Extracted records
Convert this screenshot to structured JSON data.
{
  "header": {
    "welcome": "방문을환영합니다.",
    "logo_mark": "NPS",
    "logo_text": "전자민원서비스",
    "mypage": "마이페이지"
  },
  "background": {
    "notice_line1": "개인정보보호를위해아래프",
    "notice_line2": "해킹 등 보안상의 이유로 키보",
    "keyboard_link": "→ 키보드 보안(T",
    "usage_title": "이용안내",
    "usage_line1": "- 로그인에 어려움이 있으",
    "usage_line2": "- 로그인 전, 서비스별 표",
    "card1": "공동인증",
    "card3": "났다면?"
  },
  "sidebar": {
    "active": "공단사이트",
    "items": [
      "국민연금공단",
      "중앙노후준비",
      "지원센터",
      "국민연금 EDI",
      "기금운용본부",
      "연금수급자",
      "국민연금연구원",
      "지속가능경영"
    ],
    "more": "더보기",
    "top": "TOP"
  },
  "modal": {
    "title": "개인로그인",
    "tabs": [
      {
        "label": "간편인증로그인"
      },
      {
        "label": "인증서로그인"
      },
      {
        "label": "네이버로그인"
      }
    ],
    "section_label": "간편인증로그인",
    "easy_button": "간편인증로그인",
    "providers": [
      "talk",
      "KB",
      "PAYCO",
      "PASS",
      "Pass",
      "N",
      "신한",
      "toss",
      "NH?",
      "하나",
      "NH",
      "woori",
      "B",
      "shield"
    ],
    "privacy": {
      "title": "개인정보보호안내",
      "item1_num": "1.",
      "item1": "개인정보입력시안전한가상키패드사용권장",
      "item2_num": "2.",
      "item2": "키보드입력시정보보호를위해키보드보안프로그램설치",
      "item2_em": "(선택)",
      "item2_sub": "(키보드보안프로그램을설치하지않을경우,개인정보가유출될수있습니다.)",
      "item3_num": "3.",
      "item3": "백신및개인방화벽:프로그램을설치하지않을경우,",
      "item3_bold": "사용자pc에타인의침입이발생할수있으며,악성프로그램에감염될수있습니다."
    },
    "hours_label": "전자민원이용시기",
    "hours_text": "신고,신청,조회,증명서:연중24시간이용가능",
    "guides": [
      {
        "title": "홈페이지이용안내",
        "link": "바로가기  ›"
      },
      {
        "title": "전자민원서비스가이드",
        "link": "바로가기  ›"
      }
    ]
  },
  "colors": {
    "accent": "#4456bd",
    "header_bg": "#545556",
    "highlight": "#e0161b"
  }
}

- _Problem to work on_
Scan the records for the string "간편인증로그인". Copy each line in which it appears.

- _Task response_
        "label": "간편인증로그인"
    "section_label": "간편인증로그인",
    "easy_button": "간편인증로그인",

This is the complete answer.